-- Stated exercise --
Can you write out all the lines word for word, with no pictures?

-- Exercise input --

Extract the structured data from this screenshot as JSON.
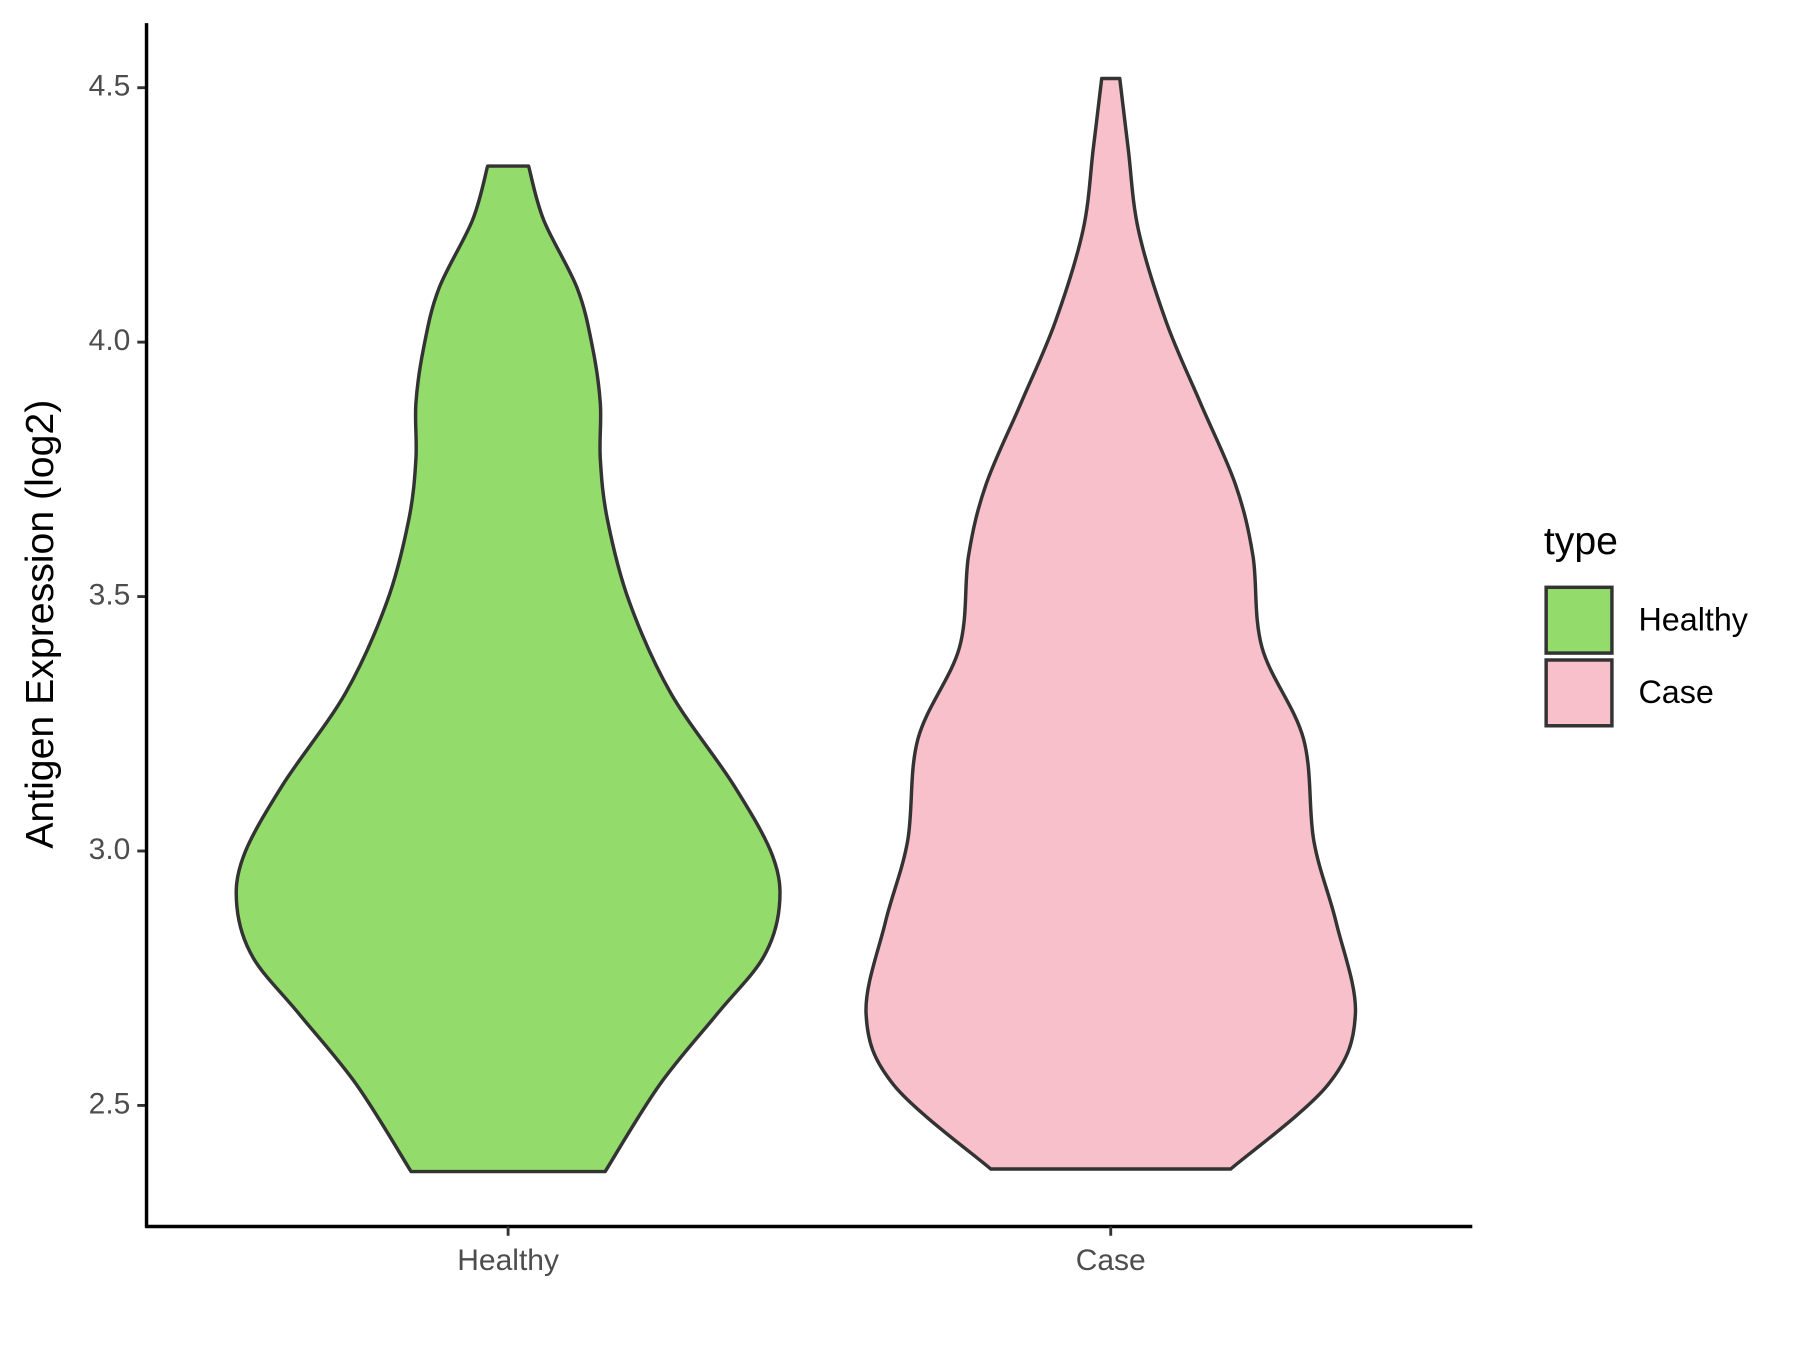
{
  "chart_data": {
    "type": "violin",
    "y_label": "Antigen Expression (log2)",
    "categories": [
      "Healthy",
      "Case"
    ],
    "series": [
      {
        "name": "Healthy",
        "color": "#93dc6b",
        "y": [
          4.346,
          4.24,
          4.105,
          3.99,
          3.88,
          3.77,
          3.65,
          3.49,
          3.31,
          3.13,
          2.99,
          2.89,
          2.79,
          2.68,
          2.54,
          2.37
        ],
        "width": [
          0.034,
          0.059,
          0.115,
          0.14,
          0.153,
          0.153,
          0.165,
          0.201,
          0.27,
          0.374,
          0.439,
          0.45,
          0.423,
          0.347,
          0.251,
          0.161
        ]
      },
      {
        "name": "Case",
        "color": "#f7c0cb",
        "y": [
          4.518,
          4.38,
          4.22,
          4.04,
          3.88,
          3.72,
          3.58,
          3.4,
          3.22,
          3.02,
          2.86,
          2.68,
          2.54,
          2.375
        ],
        "width": [
          0.015,
          0.029,
          0.046,
          0.092,
          0.149,
          0.207,
          0.236,
          0.251,
          0.32,
          0.337,
          0.374,
          0.406,
          0.36,
          0.199
        ]
      }
    ],
    "ylim": [
      2.262,
      4.627
    ],
    "yticks": [
      {
        "value": 2.5,
        "label": "2.5"
      },
      {
        "value": 3,
        "label": "3.0"
      },
      {
        "value": 3.5,
        "label": "3.5"
      },
      {
        "value": 4,
        "label": "4.0"
      },
      {
        "value": 4.5,
        "label": "4.5"
      }
    ],
    "legend_title": "type",
    "legend": "right"
  }
}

-- Exercise output --
Extract the structured data from this screenshot as JSON.
{
  "chart_data": {
    "type": "violin",
    "y_label": "Antigen Expression (log2)",
    "categories": [
      "Healthy",
      "Case"
    ],
    "series": [
      {
        "name": "Healthy",
        "color": "#93dc6b",
        "y": [
          4.346,
          4.24,
          4.105,
          3.99,
          3.88,
          3.77,
          3.65,
          3.49,
          3.31,
          3.13,
          2.99,
          2.89,
          2.79,
          2.68,
          2.54,
          2.37
        ],
        "width": [
          0.034,
          0.059,
          0.115,
          0.14,
          0.153,
          0.153,
          0.165,
          0.201,
          0.27,
          0.374,
          0.439,
          0.45,
          0.423,
          0.347,
          0.251,
          0.161
        ]
      },
      {
        "name": "Case",
        "color": "#f7c0cb",
        "y": [
          4.518,
          4.38,
          4.22,
          4.04,
          3.88,
          3.72,
          3.58,
          3.4,
          3.22,
          3.02,
          2.86,
          2.68,
          2.54,
          2.375
        ],
        "width": [
          0.015,
          0.029,
          0.046,
          0.092,
          0.149,
          0.207,
          0.236,
          0.251,
          0.32,
          0.337,
          0.374,
          0.406,
          0.36,
          0.199
        ]
      }
    ],
    "ylim": [
      2.262,
      4.627
    ],
    "yticks": [
      {
        "value": 2.5,
        "label": "2.5"
      },
      {
        "value": 3,
        "label": "3.0"
      },
      {
        "value": 3.5,
        "label": "3.5"
      },
      {
        "value": 4,
        "label": "4.0"
      },
      {
        "value": 4.5,
        "label": "4.5"
      }
    ],
    "legend_title": "type",
    "legend": "right"
  }
}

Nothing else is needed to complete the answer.